/---
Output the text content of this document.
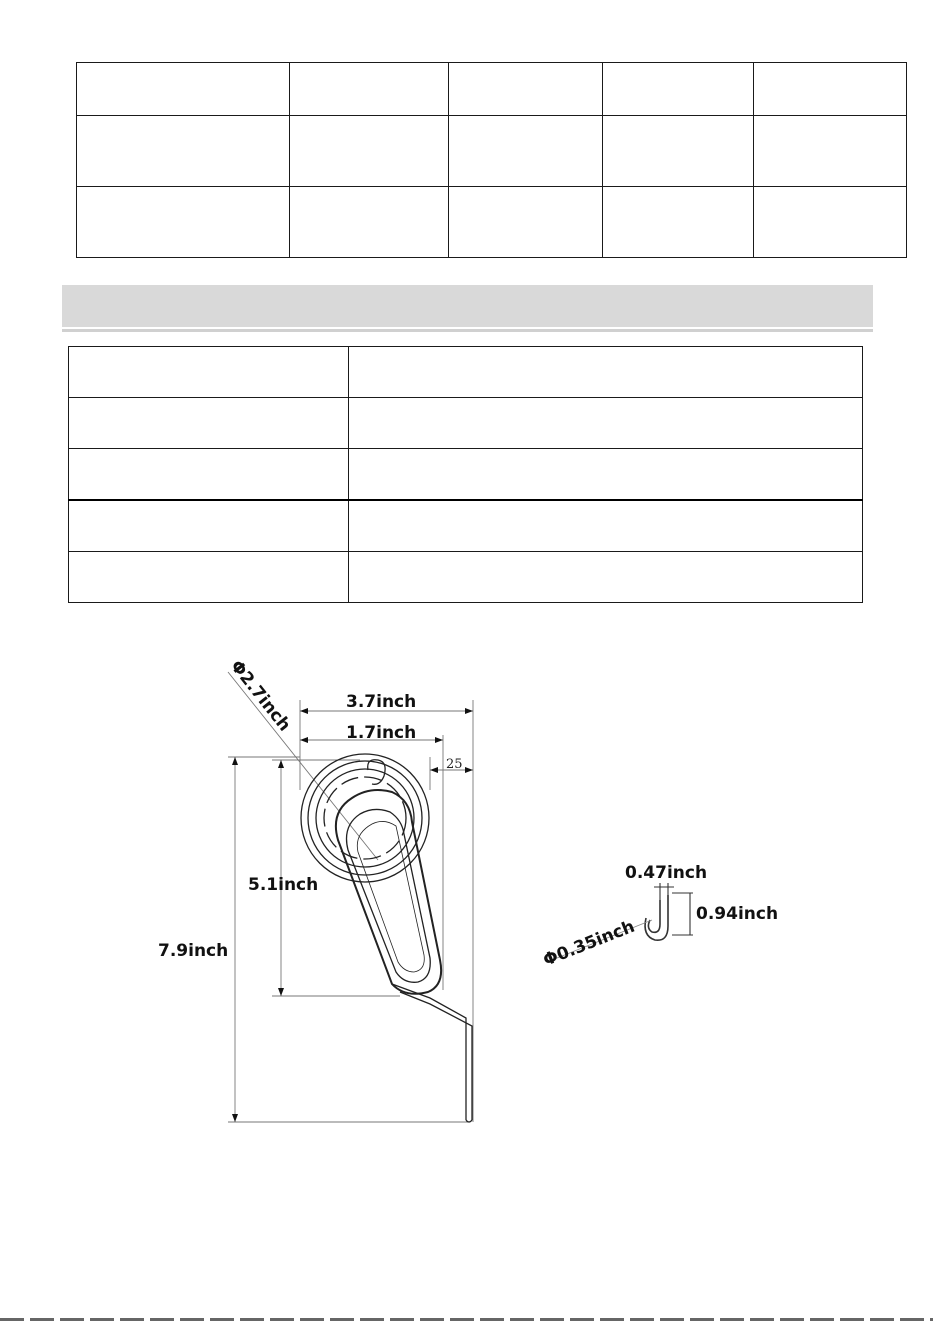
3.7inch
1.7inch
25
5.1inch
7.9inch
Φ2.7inch
0.47inch
0.94inch
Φ0.35inch
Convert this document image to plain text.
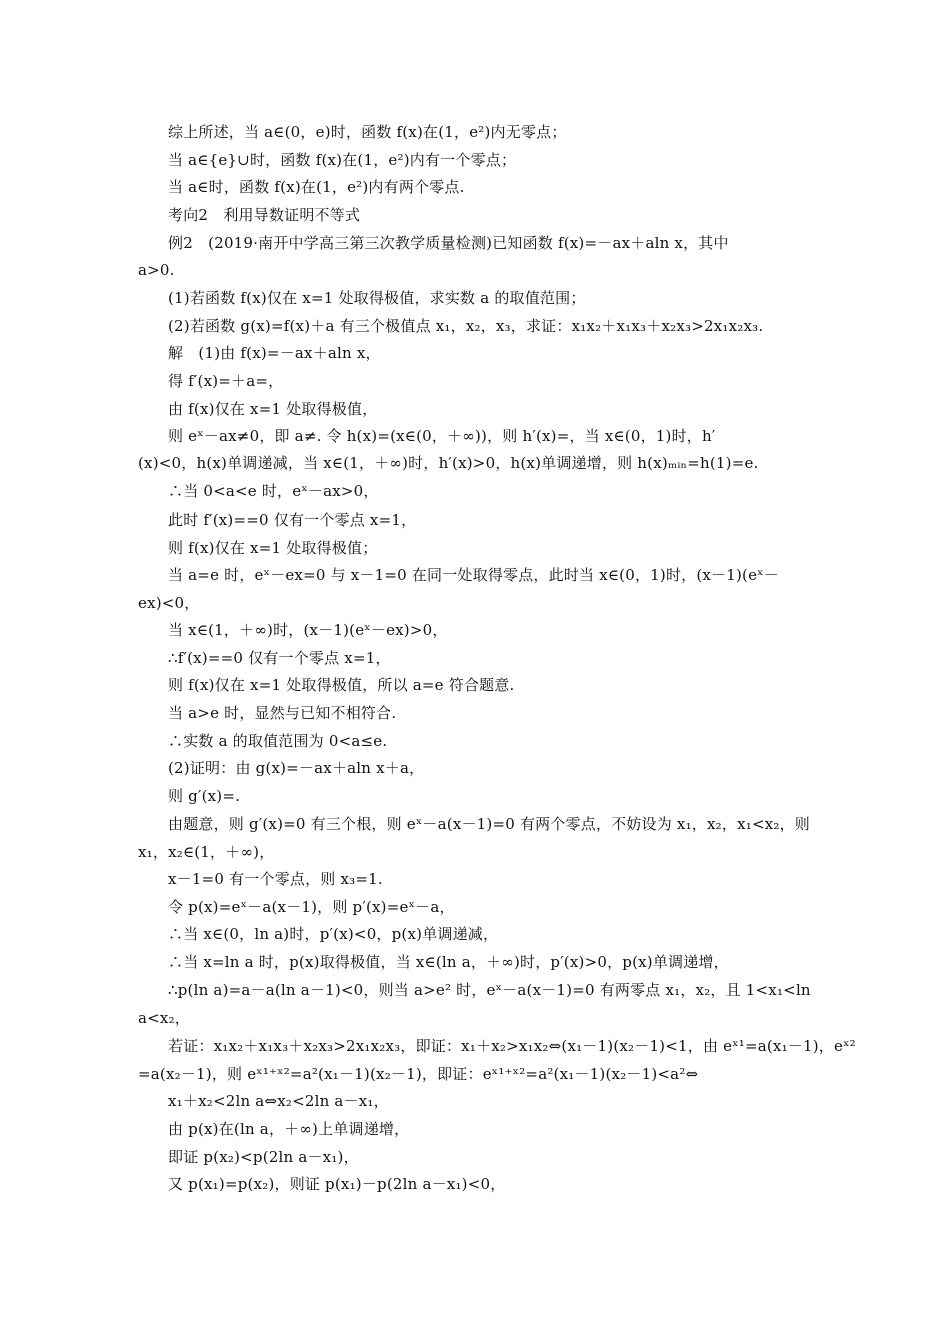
综上所述，当 a∈(0，e)时，函数 f(x)在(1，e²)内无零点；
当 a∈{e}∪时，函数 f(x)在(1，e²)内有一个零点；
当 a∈时，函数 f(x)在(1，e²)内有两个零点.
考向2　利用导数证明不等式
例2　(2019·南开中学高三第三次教学质量检测)已知函数 f(x)=－ax＋aln x，其中
a>0.
(1)若函数 f(x)仅在 x=1 处取得极值，求实数 a 的取值范围；
(2)若函数 g(x)=f(x)＋a 有三个极值点 x₁，x₂，x₃，求证：x₁x₂＋x₁x₃＋x₂x₃>2x₁x₂x₃.
解　(1)由 f(x)=－ax＋aln x，
得 f′(x)=＋a=，
由 f(x)仅在 x=1 处取得极值，
则 eˣ－ax≠0，即 a≠. 令 h(x)=(x∈(0，＋∞))，则 h′(x)=，当 x∈(0，1)时，h′
(x)<0，h(x)单调递减，当 x∈(1，＋∞)时，h′(x)>0，h(x)单调递增，则 h(x)ₘᵢₙ=h(1)=e.
∴当 0<a<e 时，eˣ－ax>0，
此时 f′(x)==0 仅有一个零点 x=1，
则 f(x)仅在 x=1 处取得极值；
当 a=e 时，eˣ－ex=0 与 x－1=0 在同一处取得零点，此时当 x∈(0，1)时，(x－1)(eˣ－
ex)<0，
当 x∈(1，＋∞)时，(x－1)(eˣ－ex)>0，
∴f′(x)==0 仅有一个零点 x=1，
则 f(x)仅在 x=1 处取得极值，所以 a=e 符合题意.
当 a>e 时，显然与已知不相符合.
∴实数 a 的取值范围为 0<a≤e.
(2)证明：由 g(x)=－ax＋aln x＋a，
则 g′(x)=.
由题意，则 g′(x)=0 有三个根，则 eˣ－a(x－1)=0 有两个零点，不妨设为 x₁，x₂，x₁<x₂，则
x₁，x₂∈(1，＋∞)，
x－1=0 有一个零点，则 x₃=1.
令 p(x)=eˣ－a(x－1)，则 p′(x)=eˣ－a，
∴当 x∈(0，ln a)时，p′(x)<0，p(x)单调递减，
∴当 x=ln a 时，p(x)取得极值，当 x∈(ln a，＋∞)时，p′(x)>0，p(x)单调递增，
∴p(ln a)=a－a(ln a－1)<0，则当 a>e² 时，eˣ－a(x－1)=0 有两零点 x₁，x₂，且 1<x₁<ln
a<x₂，
若证：x₁x₂＋x₁x₃＋x₂x₃>2x₁x₂x₃，即证：x₁＋x₂>x₁x₂⇔(x₁－1)(x₂－1)<1，由 eˣ¹=a(x₁－1)，eˣ²
=a(x₂－1)，则 eˣ¹⁺ˣ²=a²(x₁－1)(x₂－1)，即证：eˣ¹⁺ˣ²=a²(x₁－1)(x₂－1)<a²⇔
x₁＋x₂<2ln a⇔x₂<2ln a－x₁，
由 p(x)在(ln a，＋∞)上单调递增，
即证 p(x₂)<p(2ln a－x₁)，
又 p(x₁)=p(x₂)，则证 p(x₁)－p(2ln a－x₁)<0，
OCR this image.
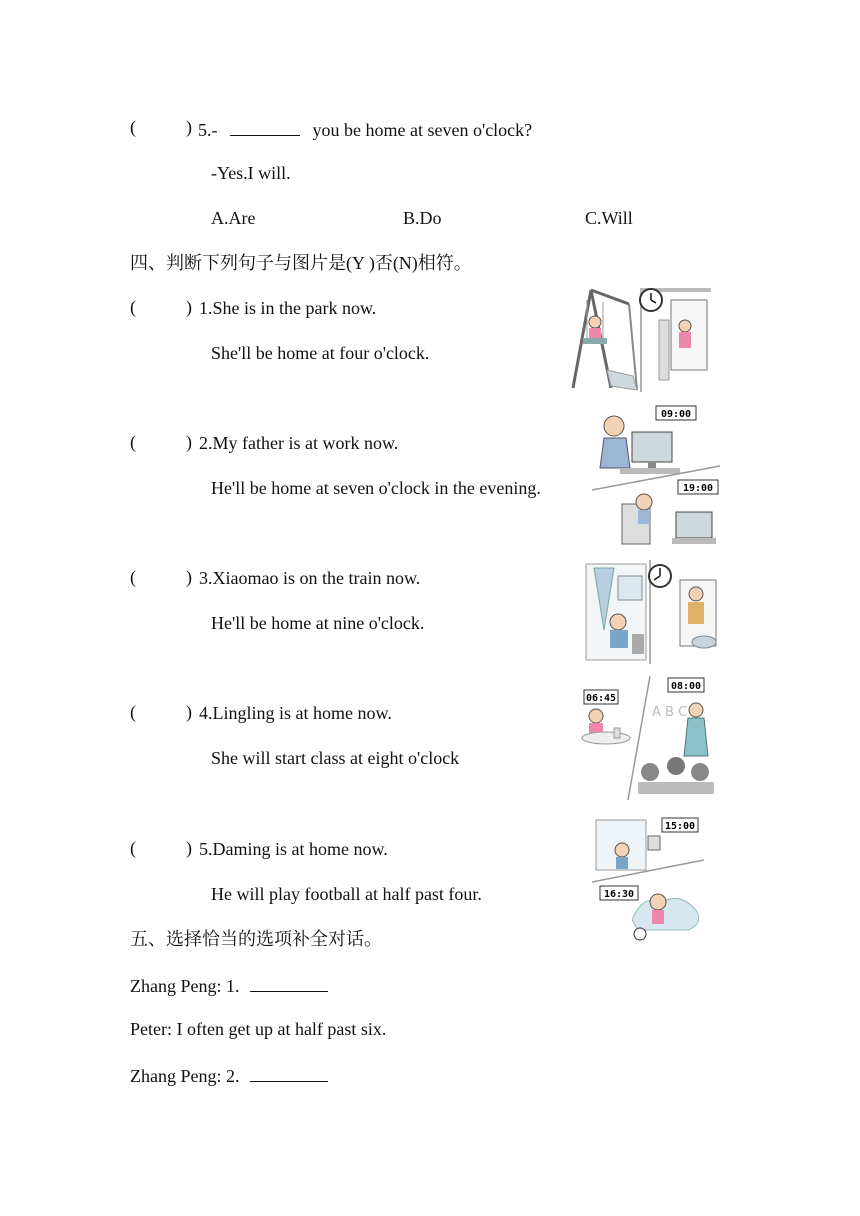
(	) 5.-	you be home at seven o'clock?
-Yes.I will.
A.Are	B.Do	C.Will
四、判断下列句子与图片是(Y )否(N)相符。
(	) 1.She is in the park now.
She'll be home at four o'clock.
(	) 2.My father is at work now.
He'll be home at seven o'clock in the evening.
(	) 3.Xiaomao is on the train now.
He'll be home at nine o'clock.
(	) 4.Lingling is at home now.
She will start class at eight o'clock
(	) 5.Daming is at home now.
He will play football at half past four.
五、选择恰当的选项补全对话。
Zhang Peng: 1.
Peter: I often get up at half past six.
Zhang Peng: 2.
09:00
19:00
06:45
08:00
A B C
15:00
16:30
\---
- **Exercise objective**: Find the lines above that include the string "seven" and copy them.

- **Written response**:
(	) 5.-	you be home at seven o'clock?
He'll be home at seven o'clock in the evening.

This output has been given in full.